**原文节选:**
大麦/你是我千年修来的菩萨, 度我一生一世的幸福
亲爱的:
一直想重拾笔墨纸砚,用最古朴最传统的方式,和你来一次心与心的对话,可手机的诱惑实在太大,一个按键,便替代了所有的原始冲动。
掐指一算,我们从相识到相知相恋,再到牵手走进婚姻的殿堂,已经有26个年头了。这么多年来,你孝敬老人、相夫教子,把自己的美好年华,像沙漏一样一点点消磨在了锅碗瓢盆和抹布的你来我往间、分解在了陪伴儿子成长成才的日日夜夜里、流失在了对亲人和我的关心操劳中,爬满你眼角的皱纹无声地一遍又一遍向我发出警告:这个女人是你上辈子修来的菩萨,你一定要善待她!
儿子今年考进了他所理想的军校,记得接到录取通知是8月23日22点多,当我把这个消息告诉你和正在做复读准备的儿子时,你抱着儿子兴奋的像三岁小孩,双手捧着儿子的脸,一个劲儿说:“儿子,你掐一下妈妈,快掐一下,妈妈是在作梦吧!”
看着你娘儿俩手舞足蹈的样,我的心像被开水煮一样难挨,说真的,儿子长到17岁,我在你娘儿俩身边的日子,用手指头都能算过来,做为一个不称职的儿子、不称职的丈夫、不称职的父亲,我心有愧呀!
我们结缘于文字,那时的我们青春年少,意气风发,我们在用自己的青春热血书写着美好的憧憬。还记得你把全部习作给我,让我修改吗?我没敢在你的原文上写一个字,每页里都夹进一张纸条,把我的看法和想法如实写上后,如进庙堂上供一样,恭恭敬敬奉还给你。
在你来我往的文字交流中,我们渐渐走进对方的内心世界,那是填充满理想和向往的世界、那是单纯的眼里只有你的世界、那是不掺杂任何功利的世界、那是种植满花花草草的世界、那是能听见心跳看见血涌的世界!
我选择从军,打起背囊义无反顾地踏上了西行的列车。还记得吗?我们的恩师、我们的同学都来为我送行,你夹在同学中远望着我离去的眼神里,写满了无奈和不舍。那个车站、那个镜头、那个气氛、那个眼神,我一辈子都忘不了!
从那时起,远在青海军营的我和在家乡土地上守望的你,唯一能够表达思念的,只有一封厚于一封的书信,等信、读信、写信,是我们生活情节里最幸福的事。我们相约,收到对方的信件后立即回复,这样保证每周都能读到对方的心声。
一年,两年,三年。我把自己的血肉之躯绑架在军营生活的战车上,用高原的太阳炙烤青春的脸庞、用戈壁的风霜包裹单薄的身体、用擦了流流了擦的汗水浇灌军旅人生、用铁一般的刚强和意志塑造灵魂,我的全部付出换回了军校的录取通知书,命运也一下子发生了180度的大转弯。
而此时的你,在接到我的“报喜”后,陷入了痛苦的泥滩。亲朋的猜测、生活的活例,一件件一桩桩排山倒海般向你袭来,大有吞噬而后快的气势。

**练习条目:**
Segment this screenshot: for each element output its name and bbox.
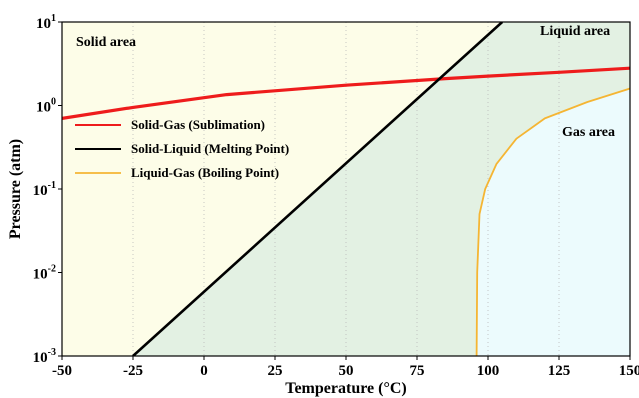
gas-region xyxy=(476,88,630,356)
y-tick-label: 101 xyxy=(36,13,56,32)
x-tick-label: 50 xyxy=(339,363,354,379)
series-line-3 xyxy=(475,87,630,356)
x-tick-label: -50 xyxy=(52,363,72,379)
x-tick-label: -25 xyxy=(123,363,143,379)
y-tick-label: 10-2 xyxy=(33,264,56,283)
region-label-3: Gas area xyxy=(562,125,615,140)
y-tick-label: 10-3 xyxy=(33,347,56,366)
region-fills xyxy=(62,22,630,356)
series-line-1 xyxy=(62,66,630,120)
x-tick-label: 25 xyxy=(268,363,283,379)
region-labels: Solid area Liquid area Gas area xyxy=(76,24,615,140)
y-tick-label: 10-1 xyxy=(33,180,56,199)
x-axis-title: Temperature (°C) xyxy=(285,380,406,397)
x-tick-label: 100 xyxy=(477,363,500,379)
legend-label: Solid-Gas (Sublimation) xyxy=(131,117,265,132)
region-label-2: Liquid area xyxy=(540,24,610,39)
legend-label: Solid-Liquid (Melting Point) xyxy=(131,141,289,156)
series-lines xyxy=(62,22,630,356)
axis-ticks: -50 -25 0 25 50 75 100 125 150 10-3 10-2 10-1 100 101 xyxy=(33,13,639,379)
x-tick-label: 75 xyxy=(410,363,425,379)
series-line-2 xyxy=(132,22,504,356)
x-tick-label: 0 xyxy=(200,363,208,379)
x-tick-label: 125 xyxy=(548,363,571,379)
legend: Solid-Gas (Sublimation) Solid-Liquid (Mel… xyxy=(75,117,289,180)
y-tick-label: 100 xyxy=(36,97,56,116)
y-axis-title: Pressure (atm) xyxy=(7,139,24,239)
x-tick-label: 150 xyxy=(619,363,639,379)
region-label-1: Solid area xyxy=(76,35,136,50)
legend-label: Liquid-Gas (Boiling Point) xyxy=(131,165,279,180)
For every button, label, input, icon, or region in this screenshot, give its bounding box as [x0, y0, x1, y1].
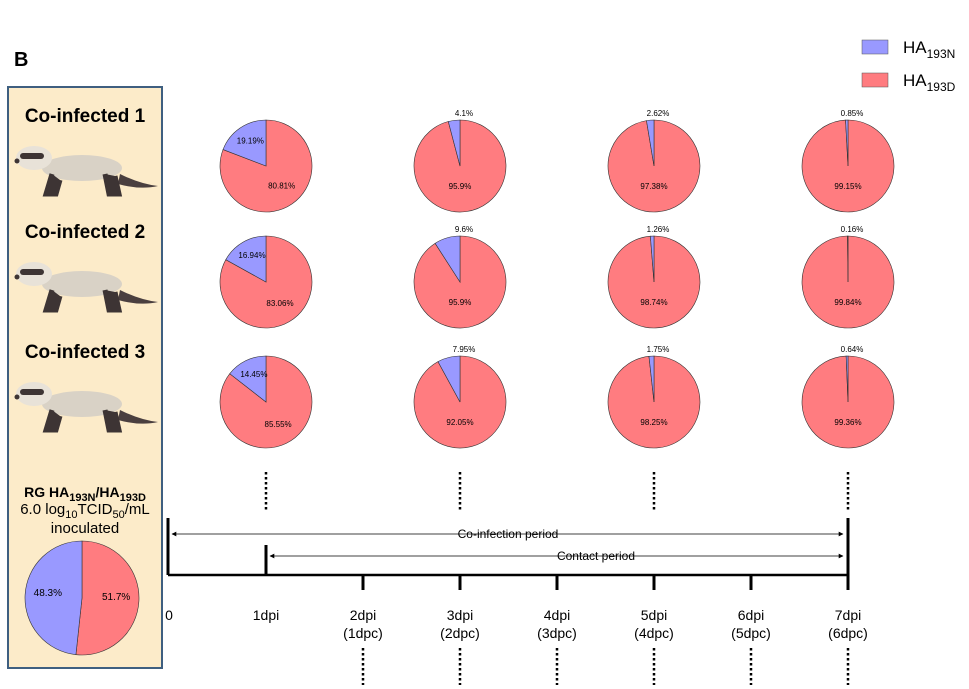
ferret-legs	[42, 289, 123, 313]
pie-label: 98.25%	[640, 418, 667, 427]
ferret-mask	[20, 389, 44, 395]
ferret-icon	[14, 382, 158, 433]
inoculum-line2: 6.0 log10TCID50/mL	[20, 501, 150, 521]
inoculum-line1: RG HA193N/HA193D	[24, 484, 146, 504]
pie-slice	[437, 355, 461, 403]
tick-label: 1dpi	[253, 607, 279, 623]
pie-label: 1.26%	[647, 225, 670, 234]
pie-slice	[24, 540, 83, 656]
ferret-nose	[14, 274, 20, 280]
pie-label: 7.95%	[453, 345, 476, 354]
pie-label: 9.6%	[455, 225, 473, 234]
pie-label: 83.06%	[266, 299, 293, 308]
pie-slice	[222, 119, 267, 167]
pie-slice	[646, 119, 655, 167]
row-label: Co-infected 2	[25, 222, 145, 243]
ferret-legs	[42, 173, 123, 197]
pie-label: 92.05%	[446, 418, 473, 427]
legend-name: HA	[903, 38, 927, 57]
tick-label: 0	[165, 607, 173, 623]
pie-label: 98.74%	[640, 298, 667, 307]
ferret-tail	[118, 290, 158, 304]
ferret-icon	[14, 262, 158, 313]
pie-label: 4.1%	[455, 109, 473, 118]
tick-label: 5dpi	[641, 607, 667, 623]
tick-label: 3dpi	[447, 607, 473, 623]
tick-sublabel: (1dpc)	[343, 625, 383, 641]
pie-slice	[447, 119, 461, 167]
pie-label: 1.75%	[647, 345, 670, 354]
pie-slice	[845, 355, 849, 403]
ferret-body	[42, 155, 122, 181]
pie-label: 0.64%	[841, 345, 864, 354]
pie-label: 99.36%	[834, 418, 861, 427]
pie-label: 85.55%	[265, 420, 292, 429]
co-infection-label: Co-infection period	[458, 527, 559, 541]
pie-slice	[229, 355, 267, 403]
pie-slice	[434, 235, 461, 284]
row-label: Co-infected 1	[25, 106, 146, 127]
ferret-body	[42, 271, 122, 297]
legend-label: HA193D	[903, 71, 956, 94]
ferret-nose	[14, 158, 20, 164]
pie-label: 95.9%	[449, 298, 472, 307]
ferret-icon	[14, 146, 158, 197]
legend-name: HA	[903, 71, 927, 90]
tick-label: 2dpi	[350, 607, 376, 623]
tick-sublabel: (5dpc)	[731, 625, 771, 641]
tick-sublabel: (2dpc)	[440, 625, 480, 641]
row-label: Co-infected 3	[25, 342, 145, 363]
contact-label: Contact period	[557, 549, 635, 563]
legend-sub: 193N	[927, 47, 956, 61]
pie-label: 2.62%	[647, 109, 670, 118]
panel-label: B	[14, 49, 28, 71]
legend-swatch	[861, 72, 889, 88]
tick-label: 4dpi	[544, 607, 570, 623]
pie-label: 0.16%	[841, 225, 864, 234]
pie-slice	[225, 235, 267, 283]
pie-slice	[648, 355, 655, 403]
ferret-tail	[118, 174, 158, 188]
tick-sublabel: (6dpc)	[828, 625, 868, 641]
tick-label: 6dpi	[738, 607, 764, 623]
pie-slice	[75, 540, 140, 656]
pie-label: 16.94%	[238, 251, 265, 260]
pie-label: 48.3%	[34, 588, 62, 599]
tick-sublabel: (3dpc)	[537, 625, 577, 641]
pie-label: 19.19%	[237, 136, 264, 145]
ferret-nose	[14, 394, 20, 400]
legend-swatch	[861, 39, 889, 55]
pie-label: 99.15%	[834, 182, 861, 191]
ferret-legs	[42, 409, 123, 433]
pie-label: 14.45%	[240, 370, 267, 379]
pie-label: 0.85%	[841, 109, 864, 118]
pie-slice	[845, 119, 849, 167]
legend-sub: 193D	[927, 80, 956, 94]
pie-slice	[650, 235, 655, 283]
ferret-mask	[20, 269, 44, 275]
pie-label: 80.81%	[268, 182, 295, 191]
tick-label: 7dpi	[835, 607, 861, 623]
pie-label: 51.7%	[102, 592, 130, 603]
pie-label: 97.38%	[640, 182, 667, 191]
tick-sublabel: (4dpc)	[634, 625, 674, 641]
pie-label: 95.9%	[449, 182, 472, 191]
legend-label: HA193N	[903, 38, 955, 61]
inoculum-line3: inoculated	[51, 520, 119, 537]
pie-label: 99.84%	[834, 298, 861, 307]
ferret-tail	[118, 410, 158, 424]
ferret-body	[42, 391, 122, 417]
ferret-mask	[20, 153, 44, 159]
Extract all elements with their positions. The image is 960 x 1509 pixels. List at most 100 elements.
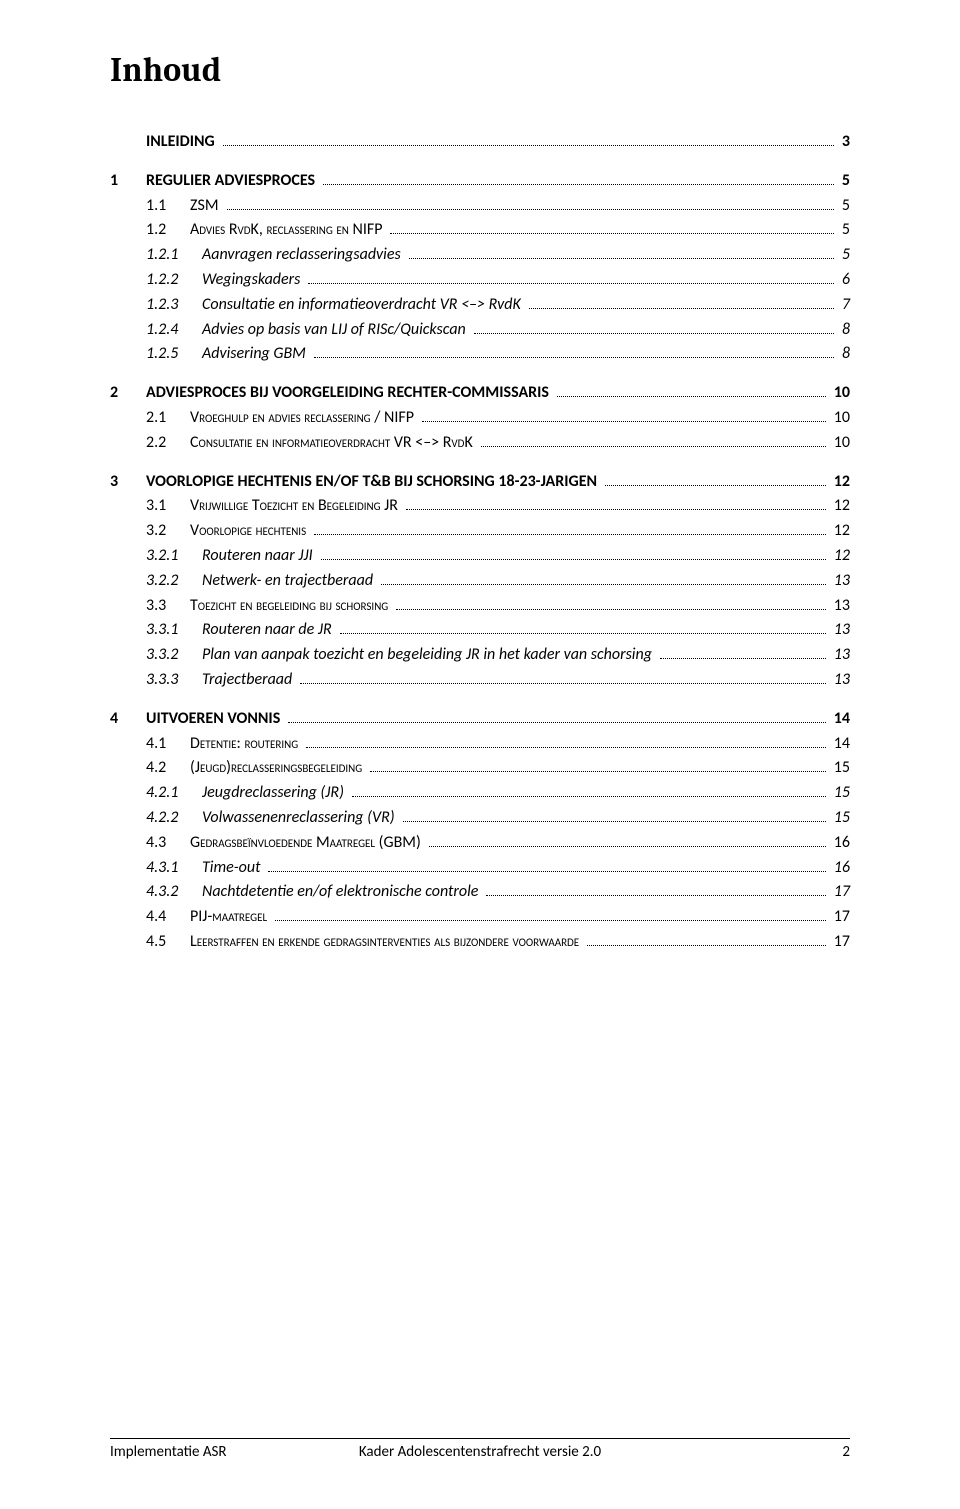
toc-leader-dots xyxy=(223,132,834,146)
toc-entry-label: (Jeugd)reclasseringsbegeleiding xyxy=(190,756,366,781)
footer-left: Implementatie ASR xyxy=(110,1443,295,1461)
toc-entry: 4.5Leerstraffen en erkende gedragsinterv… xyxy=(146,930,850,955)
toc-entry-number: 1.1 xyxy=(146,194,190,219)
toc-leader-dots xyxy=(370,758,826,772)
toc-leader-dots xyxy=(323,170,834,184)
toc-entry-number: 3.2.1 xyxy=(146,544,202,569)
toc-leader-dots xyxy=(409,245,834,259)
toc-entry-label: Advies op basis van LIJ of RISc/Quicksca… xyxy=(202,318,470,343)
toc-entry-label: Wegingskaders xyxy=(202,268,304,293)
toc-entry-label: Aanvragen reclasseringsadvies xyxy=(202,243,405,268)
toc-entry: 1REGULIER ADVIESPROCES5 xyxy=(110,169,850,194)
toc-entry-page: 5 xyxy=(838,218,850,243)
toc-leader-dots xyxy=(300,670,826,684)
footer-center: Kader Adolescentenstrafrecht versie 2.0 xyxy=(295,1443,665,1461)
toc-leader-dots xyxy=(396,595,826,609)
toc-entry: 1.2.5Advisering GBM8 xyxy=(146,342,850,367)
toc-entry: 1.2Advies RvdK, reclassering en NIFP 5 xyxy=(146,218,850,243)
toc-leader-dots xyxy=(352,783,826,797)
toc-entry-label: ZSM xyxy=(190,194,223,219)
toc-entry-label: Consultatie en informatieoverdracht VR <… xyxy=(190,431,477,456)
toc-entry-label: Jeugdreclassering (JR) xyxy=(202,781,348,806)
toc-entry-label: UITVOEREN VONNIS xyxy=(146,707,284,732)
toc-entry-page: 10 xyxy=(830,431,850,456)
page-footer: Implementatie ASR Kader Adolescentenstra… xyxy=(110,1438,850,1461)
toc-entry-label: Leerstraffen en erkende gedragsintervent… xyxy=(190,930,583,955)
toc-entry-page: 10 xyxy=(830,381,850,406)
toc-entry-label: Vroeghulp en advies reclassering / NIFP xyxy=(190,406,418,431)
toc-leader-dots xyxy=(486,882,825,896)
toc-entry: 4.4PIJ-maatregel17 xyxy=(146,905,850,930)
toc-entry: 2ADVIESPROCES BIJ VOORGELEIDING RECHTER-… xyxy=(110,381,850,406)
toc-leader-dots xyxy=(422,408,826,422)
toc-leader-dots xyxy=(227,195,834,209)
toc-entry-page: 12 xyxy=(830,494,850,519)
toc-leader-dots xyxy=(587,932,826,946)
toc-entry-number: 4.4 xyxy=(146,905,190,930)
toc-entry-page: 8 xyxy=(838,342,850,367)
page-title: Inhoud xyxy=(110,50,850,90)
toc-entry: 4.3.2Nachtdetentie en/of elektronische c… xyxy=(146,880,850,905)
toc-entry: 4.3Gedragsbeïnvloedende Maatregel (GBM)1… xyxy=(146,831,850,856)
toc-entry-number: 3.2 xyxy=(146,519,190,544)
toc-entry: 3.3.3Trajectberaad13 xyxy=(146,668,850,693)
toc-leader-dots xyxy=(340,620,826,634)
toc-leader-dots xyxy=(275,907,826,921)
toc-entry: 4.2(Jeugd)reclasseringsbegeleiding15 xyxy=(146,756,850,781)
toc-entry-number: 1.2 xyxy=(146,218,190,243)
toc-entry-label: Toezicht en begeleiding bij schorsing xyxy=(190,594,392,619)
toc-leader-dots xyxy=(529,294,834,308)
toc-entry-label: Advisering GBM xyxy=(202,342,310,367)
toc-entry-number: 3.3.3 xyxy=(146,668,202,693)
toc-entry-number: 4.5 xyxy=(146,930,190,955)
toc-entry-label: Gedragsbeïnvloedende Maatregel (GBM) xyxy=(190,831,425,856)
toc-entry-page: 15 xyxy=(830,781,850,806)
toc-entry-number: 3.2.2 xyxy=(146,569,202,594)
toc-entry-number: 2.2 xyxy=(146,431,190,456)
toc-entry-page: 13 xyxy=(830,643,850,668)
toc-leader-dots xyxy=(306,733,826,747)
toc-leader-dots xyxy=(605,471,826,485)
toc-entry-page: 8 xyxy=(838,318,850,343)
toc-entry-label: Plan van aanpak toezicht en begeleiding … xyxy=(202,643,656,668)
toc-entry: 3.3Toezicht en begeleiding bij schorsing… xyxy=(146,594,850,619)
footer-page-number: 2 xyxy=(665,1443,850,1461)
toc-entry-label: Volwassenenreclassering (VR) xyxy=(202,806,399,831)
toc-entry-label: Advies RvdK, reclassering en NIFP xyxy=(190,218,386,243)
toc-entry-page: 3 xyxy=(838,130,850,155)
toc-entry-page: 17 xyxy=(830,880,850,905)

**任务说明:**
(1) 请判断以下陈述是否与这封书信相符，逐项回答“是”或“否”，并原文引用起决定作用的语句：(a) 儿子的录取通知是在8月23日22点多接到的；(b) 写信人从军后驻扎在西藏的军营；(c) 两人约定每月给对方回一次信。
(2) 请将条目中从含有“gas-region xyxy=(476,88,630,356)”的一行到含有“x-tick-label: 100 xyxy=(477,363,500,379)”的一行逐字照录，首尾两行均包括在内。

**练习结果:**
(1)
(a) 是。“记得接到录取通知是8月23日22点多”
(b) 否。“远在青海军营的我”
(c) 否。“收到对方的信件后立即回复,这样保证每周都能读到对方的心声”

(2)
gas-region xyxy=(476,88,630,356)
y-tick-label: 101 xyxy=(36,13,56,32)
x-tick-label: 50 xyxy=(339,363,354,379)
series-line-3 xyxy=(475,87,630,356)
x-tick-label: -50 xyxy=(52,363,72,379)
x-tick-label: -25 xyxy=(123,363,143,379)
y-tick-label: 10-2 xyxy=(33,264,56,283)
region-label-3: Gas area xyxy=(562,125,615,140)
y-tick-label: 10-3 xyxy=(33,347,56,366)
region-fills xyxy=(62,22,630,356)
series-line-1 xyxy=(62,66,630,120)
x-tick-label: 25 xyxy=(268,363,283,379)
region-labels: Solid area Liquid area Gas area xyxy=(76,24,615,140)
y-tick-label: 10-1 xyxy=(33,180,56,199)
x-axis-title: Temperature (°C) xyxy=(285,380,406,397)
x-tick-label: 100 xyxy=(477,363,500,379)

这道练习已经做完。